## Start Material for the task

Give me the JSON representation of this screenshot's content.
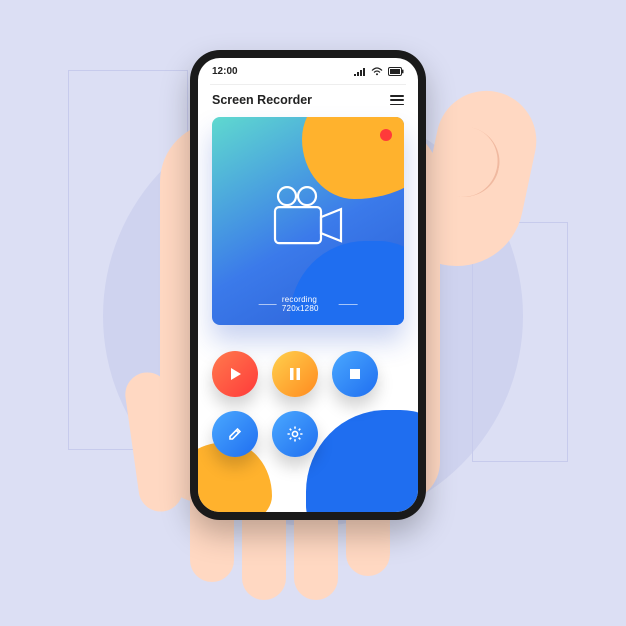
{
  "status_bar": {
    "time": "12:00"
  },
  "header": {
    "title": "Screen Recorder"
  },
  "preview": {
    "status_text": "recording 720x1280"
  },
  "icons": {
    "signal": "signal-icon",
    "wifi": "wifi-icon",
    "battery": "battery-icon",
    "menu": "hamburger-menu-icon",
    "camera": "video-camera-icon",
    "record_dot": "record-indicator-icon",
    "play": "play-icon",
    "pause": "pause-icon",
    "stop": "stop-icon",
    "edit": "pencil-icon",
    "settings": "gear-icon"
  },
  "colors": {
    "accent_blue": "#1f6ef0",
    "accent_orange": "#ffb22d",
    "record_red": "#ff3a3a"
  }
}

## End Material for the task

• Problem to work on
Reproduce all of the data exactly; the pictures do not belong in the copy.

• Task response
Give me the JSON representation of this screenshot's content.
{
  "status_bar": {
    "time": "12:00"
  },
  "header": {
    "title": "Screen Recorder"
  },
  "preview": {
    "status_text": "recording 720x1280"
  },
  "icons": {
    "signal": "signal-icon",
    "wifi": "wifi-icon",
    "battery": "battery-icon",
    "menu": "hamburger-menu-icon",
    "camera": "video-camera-icon",
    "record_dot": "record-indicator-icon",
    "play": "play-icon",
    "pause": "pause-icon",
    "stop": "stop-icon",
    "edit": "pencil-icon",
    "settings": "gear-icon"
  },
  "colors": {
    "accent_blue": "#1f6ef0",
    "accent_orange": "#ffb22d",
    "record_red": "#ff3a3a"
  }
}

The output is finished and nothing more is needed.